'''

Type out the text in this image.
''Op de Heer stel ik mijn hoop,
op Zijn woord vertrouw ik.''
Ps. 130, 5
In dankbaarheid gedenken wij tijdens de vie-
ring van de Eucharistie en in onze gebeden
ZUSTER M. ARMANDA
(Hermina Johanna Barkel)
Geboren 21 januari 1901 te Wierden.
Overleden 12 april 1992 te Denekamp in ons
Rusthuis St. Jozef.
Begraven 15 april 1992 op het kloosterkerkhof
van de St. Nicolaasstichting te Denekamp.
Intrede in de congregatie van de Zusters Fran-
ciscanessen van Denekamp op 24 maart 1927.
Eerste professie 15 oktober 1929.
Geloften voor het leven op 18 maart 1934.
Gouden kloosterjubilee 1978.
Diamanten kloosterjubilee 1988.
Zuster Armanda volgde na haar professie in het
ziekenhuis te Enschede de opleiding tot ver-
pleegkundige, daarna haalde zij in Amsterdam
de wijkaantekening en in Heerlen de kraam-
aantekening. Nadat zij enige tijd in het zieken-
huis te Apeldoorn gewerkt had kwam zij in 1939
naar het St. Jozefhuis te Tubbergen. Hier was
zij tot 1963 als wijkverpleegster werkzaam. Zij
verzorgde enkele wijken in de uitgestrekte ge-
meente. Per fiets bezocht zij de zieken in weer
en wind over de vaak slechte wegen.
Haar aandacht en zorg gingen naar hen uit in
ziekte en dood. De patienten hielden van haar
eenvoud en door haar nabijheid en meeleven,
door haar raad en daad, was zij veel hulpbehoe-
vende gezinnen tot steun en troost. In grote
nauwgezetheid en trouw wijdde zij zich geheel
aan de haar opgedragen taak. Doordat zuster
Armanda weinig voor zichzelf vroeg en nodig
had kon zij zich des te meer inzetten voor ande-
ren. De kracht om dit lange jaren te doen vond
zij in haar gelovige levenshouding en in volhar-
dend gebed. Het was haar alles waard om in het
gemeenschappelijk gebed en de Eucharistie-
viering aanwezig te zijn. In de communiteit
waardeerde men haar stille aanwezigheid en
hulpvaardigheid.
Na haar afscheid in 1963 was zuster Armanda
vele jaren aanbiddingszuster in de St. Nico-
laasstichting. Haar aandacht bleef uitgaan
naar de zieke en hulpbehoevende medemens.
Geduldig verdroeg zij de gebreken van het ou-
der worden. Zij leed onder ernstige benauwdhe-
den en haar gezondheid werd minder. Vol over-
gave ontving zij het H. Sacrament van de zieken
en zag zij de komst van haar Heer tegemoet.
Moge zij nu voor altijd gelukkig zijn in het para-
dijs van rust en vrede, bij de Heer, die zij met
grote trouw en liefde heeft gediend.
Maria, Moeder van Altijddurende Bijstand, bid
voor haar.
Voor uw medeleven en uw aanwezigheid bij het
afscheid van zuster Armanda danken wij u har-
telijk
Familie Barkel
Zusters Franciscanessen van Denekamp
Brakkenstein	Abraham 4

'''

- [Stated task]
From the material above, gather all lines that include the string "Eucharistie" and copy them.

- [Exercise answer]
ring van de Eucharistie en in onze gebeden
gemeenschappelijk gebed en de Eucharistie-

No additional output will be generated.